[WHAT IS ASKED]: Select, from the material below, each line with "Output" in it.

[INPUT MATERIAL]:
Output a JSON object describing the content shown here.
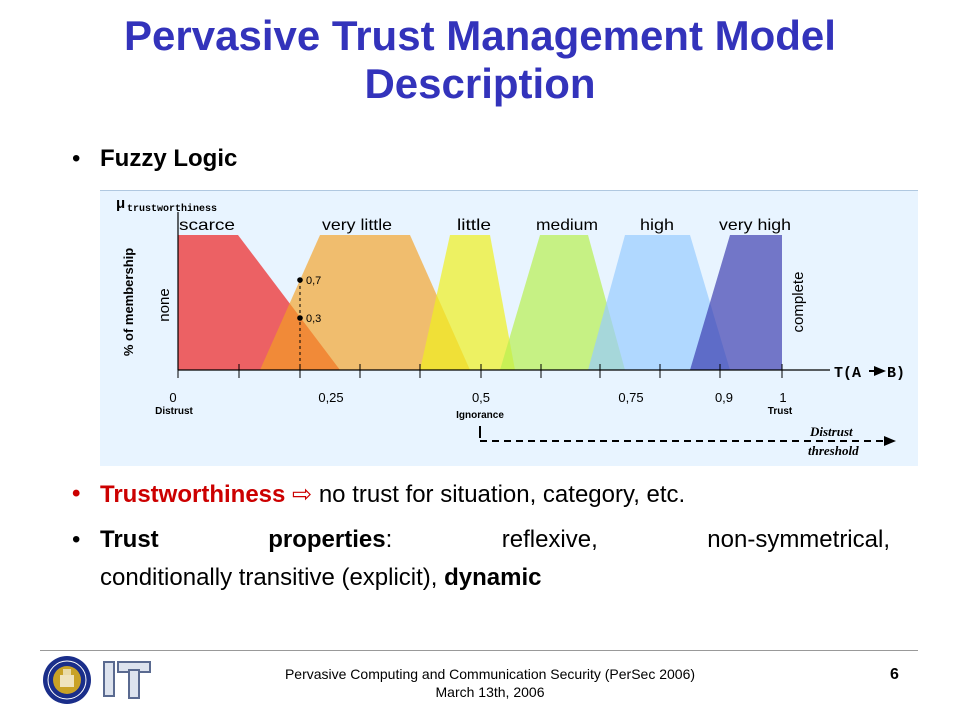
{
  "slide": {
    "title_line1": "Pervasive Trust Management Model",
    "title_line2": "Description",
    "bullet1": "Fuzzy Logic",
    "bullet2": {
      "term": "Trustworthiness",
      "arrow": "⇨",
      "text": " no trust for situation, category, etc."
    },
    "bullet3": {
      "term": "Trust",
      "term2": "properties",
      "colon": ":",
      "w1": "reflexive,",
      "w2": "non-symmetrical,",
      "line2": "conditionally transitive (explicit), ",
      "line2_bold": "dynamic"
    },
    "page_number": "6"
  },
  "diagram": {
    "y_axis_symbol": "μ",
    "y_axis_subscript": "trustworthiness",
    "y_axis_label": "% of membership",
    "x_axis_label": "T(A",
    "x_axis_label_end": "B)",
    "left_label": "none",
    "right_label": "complete",
    "sets": [
      {
        "name": "scarce",
        "color": "#ee2222"
      },
      {
        "name": "very little",
        "color": "#f5a020"
      },
      {
        "name": "little",
        "color": "#f0f020"
      },
      {
        "name": "medium",
        "color": "#b8f050"
      },
      {
        "name": "high",
        "color": "#99ccff"
      },
      {
        "name": "very high",
        "color": "#3333aa"
      }
    ],
    "point_high": "0,7",
    "point_low": "0,3",
    "ticks": [
      "0",
      "0,25",
      "0,5",
      "0,75",
      "0,9",
      "1"
    ],
    "sub_labels": {
      "distrust": "Distrust",
      "ignorance": "Ignorance",
      "trust": "Trust"
    },
    "threshold_label_1": "Distrust",
    "threshold_label_2": "threshold",
    "background": "#e8f4ff"
  },
  "footer": {
    "line1": "Pervasive Computing and Communication Security  (PerSec 2006)",
    "line2": "March 13th, 2006"
  },
  "logos": {
    "logo1": "university-seal-icon",
    "logo2": "it-logo-icon"
  }
}
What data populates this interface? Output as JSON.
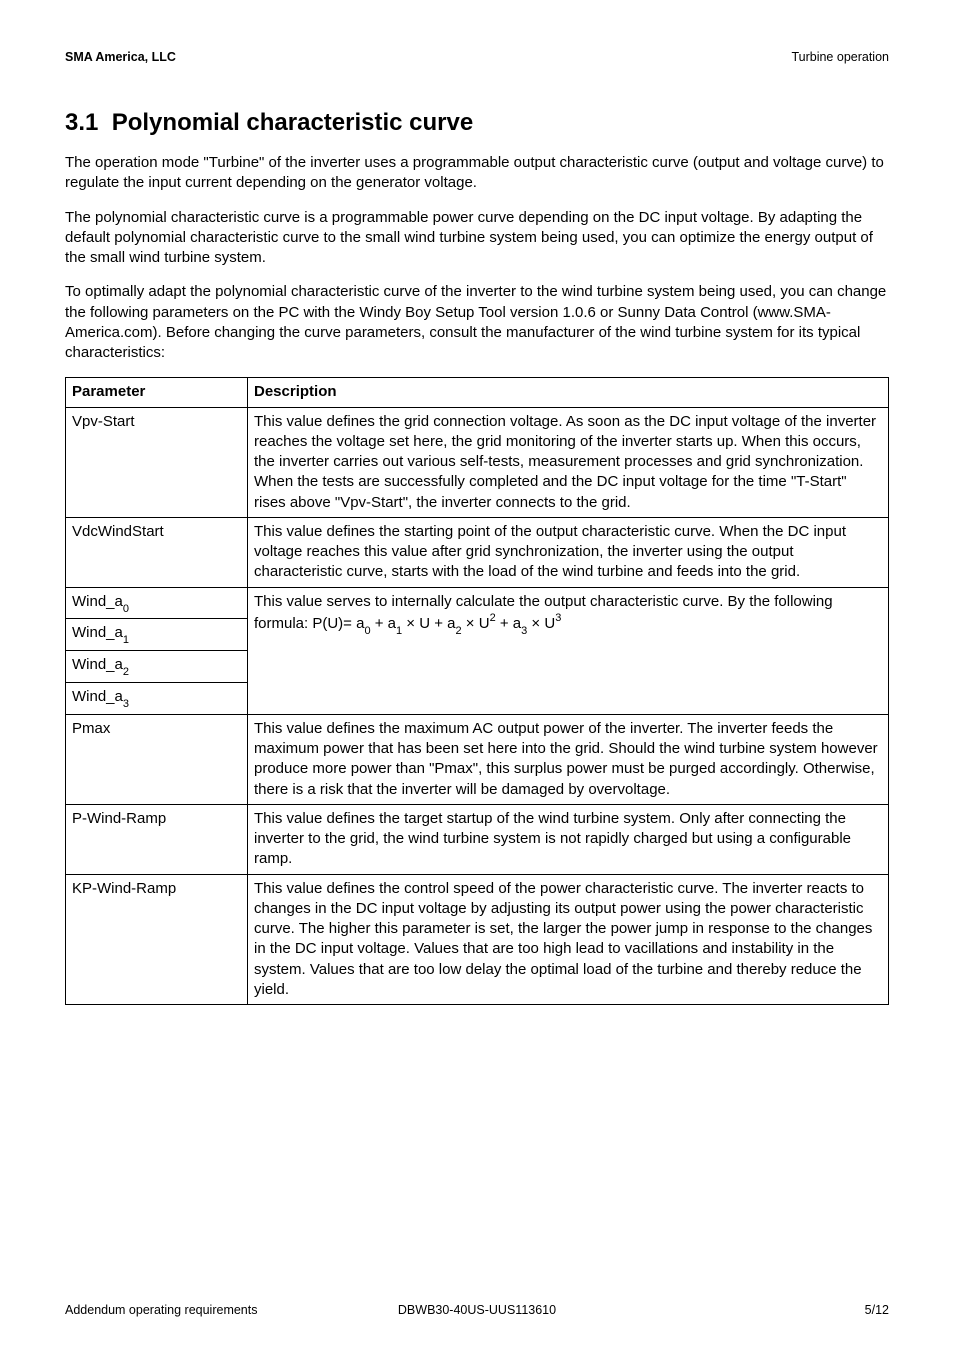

[WRITTEN RESPONSE]:
Output a JSON object describing the content shown here.
What data populates this interface? Output as JSON.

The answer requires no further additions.